Output, with no changes, the span of lines that opens with the line containing "Serialize everything readable" and closes with the last line.

##############################

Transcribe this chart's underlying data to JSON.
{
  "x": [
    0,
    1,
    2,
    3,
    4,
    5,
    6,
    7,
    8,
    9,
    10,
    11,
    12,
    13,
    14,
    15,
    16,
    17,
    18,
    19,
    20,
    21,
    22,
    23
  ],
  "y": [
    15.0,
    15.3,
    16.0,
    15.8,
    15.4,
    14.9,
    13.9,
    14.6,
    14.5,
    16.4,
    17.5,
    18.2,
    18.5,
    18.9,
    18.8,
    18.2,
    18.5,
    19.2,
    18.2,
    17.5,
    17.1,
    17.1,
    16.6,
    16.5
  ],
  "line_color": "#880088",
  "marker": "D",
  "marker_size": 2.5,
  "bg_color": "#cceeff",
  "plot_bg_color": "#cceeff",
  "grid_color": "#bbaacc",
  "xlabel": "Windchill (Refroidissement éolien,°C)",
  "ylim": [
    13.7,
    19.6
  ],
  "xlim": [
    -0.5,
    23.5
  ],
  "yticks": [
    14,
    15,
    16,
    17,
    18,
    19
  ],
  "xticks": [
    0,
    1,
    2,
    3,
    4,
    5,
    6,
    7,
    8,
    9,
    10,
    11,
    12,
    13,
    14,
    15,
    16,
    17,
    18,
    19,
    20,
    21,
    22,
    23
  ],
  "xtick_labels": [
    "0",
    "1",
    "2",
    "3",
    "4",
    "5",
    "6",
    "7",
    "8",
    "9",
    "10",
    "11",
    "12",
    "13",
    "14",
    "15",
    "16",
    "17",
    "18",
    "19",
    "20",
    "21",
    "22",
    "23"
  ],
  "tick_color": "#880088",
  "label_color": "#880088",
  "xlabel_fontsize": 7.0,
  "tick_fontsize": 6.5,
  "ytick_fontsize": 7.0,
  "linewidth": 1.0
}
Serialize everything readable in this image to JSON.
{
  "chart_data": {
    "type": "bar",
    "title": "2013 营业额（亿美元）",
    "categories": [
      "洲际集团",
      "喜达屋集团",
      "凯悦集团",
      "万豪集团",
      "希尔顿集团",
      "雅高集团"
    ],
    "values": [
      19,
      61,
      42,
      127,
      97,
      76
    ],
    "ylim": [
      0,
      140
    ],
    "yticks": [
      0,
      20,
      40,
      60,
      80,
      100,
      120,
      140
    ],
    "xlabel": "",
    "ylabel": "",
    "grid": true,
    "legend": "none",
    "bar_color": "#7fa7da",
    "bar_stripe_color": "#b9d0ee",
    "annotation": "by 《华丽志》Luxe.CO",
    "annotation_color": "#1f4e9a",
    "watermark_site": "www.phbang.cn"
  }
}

##############################

*Response to this task:*
Serialize everything readable in this image to JSON.
{
  "chart_data": {
    "type": "bar",
    "title": "2013 营业额（亿美元）",
    "categories": [
      "洲际集团",
      "喜达屋集团",
      "凯悦集团",
      "万豪集团",
      "希尔顿集团",
      "雅高集团"
    ],
    "values": [
      19,
      61,
      42,
      127,
      97,
      76
    ],
    "ylim": [
      0,
      140
    ],
    "yticks": [
      0,
      20,
      40,
      60,
      80,
      100,
      120,
      140
    ],
    "xlabel": "",
    "ylabel": "",
    "grid": true,
    "legend": "none",
    "bar_color": "#7fa7da",
    "bar_stripe_color": "#b9d0ee",
    "annotation": "by 《华丽志》Luxe.CO",
    "annotation_color": "#1f4e9a",
    "watermark_site": "www.phbang.cn"
  }
}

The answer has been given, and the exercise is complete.